## WHAT YOU SHOULD DO
Transcribe the lines exactly, beginning with the one that contains "Type out the text in this image." and ending with the final line of the records. Do not transcribe pictures.

## Recorded data
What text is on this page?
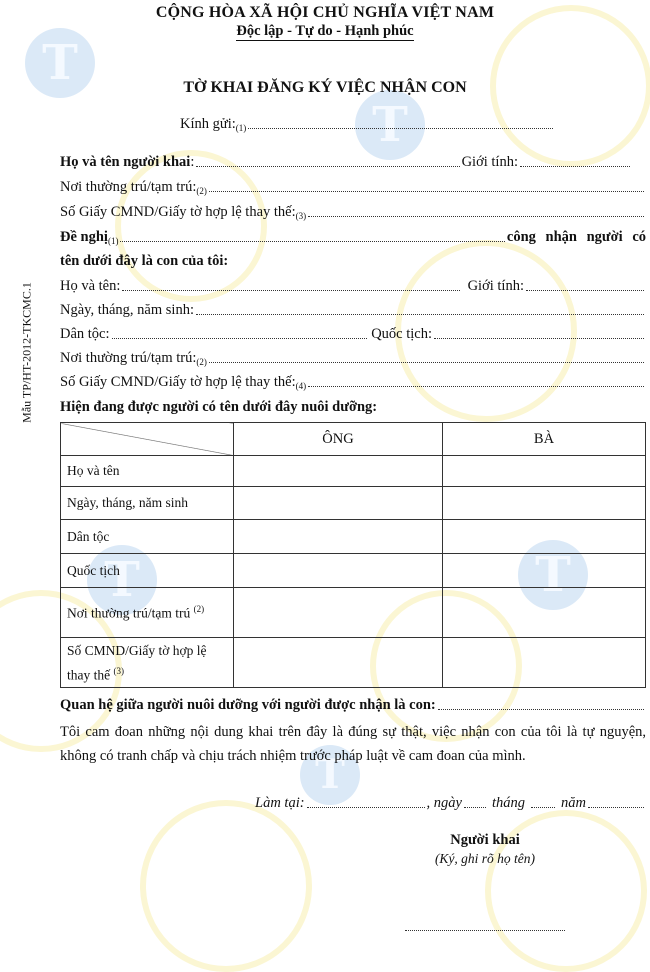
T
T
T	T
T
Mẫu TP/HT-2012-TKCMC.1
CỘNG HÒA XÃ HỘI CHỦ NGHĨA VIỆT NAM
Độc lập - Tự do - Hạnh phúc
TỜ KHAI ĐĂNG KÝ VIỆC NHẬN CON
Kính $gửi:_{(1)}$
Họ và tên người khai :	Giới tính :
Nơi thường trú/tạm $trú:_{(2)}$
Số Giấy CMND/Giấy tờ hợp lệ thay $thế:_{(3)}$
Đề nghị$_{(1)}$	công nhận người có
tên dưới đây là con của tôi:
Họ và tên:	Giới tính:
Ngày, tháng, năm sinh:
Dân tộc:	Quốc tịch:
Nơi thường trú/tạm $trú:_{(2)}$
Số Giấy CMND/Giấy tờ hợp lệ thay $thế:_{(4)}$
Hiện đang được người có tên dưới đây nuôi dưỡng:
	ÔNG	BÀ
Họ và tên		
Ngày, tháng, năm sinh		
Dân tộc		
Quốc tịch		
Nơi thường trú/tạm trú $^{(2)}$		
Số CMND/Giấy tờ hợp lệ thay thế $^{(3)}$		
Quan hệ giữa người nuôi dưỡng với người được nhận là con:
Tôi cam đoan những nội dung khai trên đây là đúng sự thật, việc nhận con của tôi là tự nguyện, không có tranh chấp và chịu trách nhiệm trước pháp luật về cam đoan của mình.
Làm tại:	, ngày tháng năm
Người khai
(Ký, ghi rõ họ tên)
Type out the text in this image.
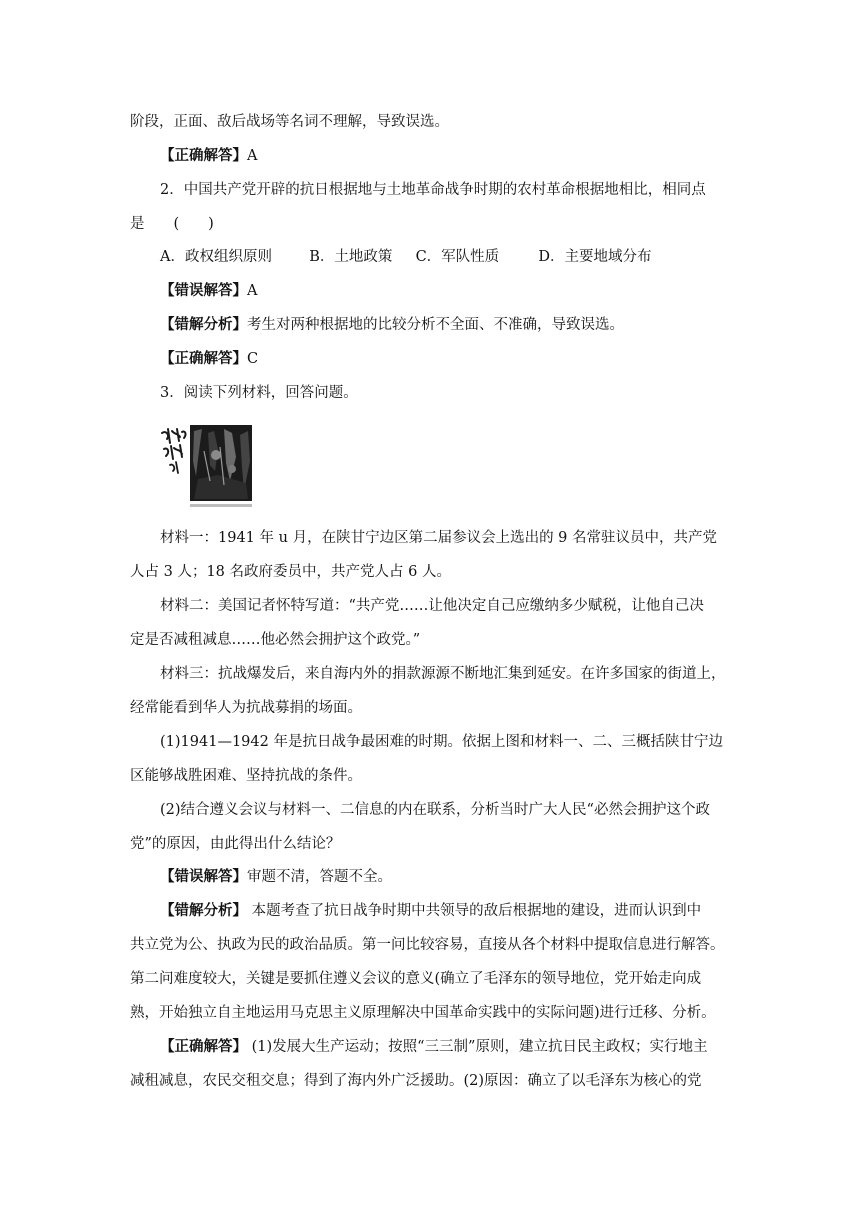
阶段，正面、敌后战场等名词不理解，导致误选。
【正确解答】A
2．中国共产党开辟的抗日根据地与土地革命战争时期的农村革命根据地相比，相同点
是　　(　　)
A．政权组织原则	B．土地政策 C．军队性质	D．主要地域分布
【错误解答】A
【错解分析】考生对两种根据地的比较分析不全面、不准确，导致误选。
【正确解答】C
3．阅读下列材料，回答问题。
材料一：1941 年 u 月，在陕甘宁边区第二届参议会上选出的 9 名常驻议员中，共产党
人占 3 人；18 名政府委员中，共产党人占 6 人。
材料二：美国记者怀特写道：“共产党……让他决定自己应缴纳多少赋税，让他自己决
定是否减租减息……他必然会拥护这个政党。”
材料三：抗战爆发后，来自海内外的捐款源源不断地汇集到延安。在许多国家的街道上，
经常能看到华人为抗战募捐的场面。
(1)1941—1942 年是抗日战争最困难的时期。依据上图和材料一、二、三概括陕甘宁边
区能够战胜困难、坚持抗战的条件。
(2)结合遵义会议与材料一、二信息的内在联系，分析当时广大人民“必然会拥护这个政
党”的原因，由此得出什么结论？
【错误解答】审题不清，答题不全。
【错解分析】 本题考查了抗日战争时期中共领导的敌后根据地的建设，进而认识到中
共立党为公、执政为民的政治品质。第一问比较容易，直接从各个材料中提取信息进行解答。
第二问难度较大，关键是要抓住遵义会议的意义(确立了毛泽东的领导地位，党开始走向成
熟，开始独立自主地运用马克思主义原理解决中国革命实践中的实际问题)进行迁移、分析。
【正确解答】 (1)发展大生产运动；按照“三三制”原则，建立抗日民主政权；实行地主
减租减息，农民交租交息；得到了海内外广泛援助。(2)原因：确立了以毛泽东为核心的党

## ANSWER FOR THE TASK
Type out the text in this image.
阶段，正面、敌后战场等名词不理解，导致误选。
【正确解答】A
2．中国共产党开辟的抗日根据地与土地革命战争时期的农村革命根据地相比，相同点
是　　(　　)
A．政权组织原则	B．土地政策 C．军队性质	D．主要地域分布
【错误解答】A
【错解分析】考生对两种根据地的比较分析不全面、不准确，导致误选。
【正确解答】C
3．阅读下列材料，回答问题。
材料一：1941 年 u 月，在陕甘宁边区第二届参议会上选出的 9 名常驻议员中，共产党
人占 3 人；18 名政府委员中，共产党人占 6 人。
材料二：美国记者怀特写道：“共产党……让他决定自己应缴纳多少赋税，让他自己决
定是否减租减息……他必然会拥护这个政党。”
材料三：抗战爆发后，来自海内外的捐款源源不断地汇集到延安。在许多国家的街道上，
经常能看到华人为抗战募捐的场面。
(1)1941—1942 年是抗日战争最困难的时期。依据上图和材料一、二、三概括陕甘宁边
区能够战胜困难、坚持抗战的条件。
(2)结合遵义会议与材料一、二信息的内在联系，分析当时广大人民“必然会拥护这个政
党”的原因，由此得出什么结论？
【错误解答】审题不清，答题不全。
【错解分析】 本题考查了抗日战争时期中共领导的敌后根据地的建设，进而认识到中
共立党为公、执政为民的政治品质。第一问比较容易，直接从各个材料中提取信息进行解答。
第二问难度较大，关键是要抓住遵义会议的意义(确立了毛泽东的领导地位，党开始走向成
熟，开始独立自主地运用马克思主义原理解决中国革命实践中的实际问题)进行迁移、分析。
【正确解答】 (1)发展大生产运动；按照“三三制”原则，建立抗日民主政权；实行地主
减租减息，农民交租交息；得到了海内外广泛援助。(2)原因：确立了以毛泽东为核心的党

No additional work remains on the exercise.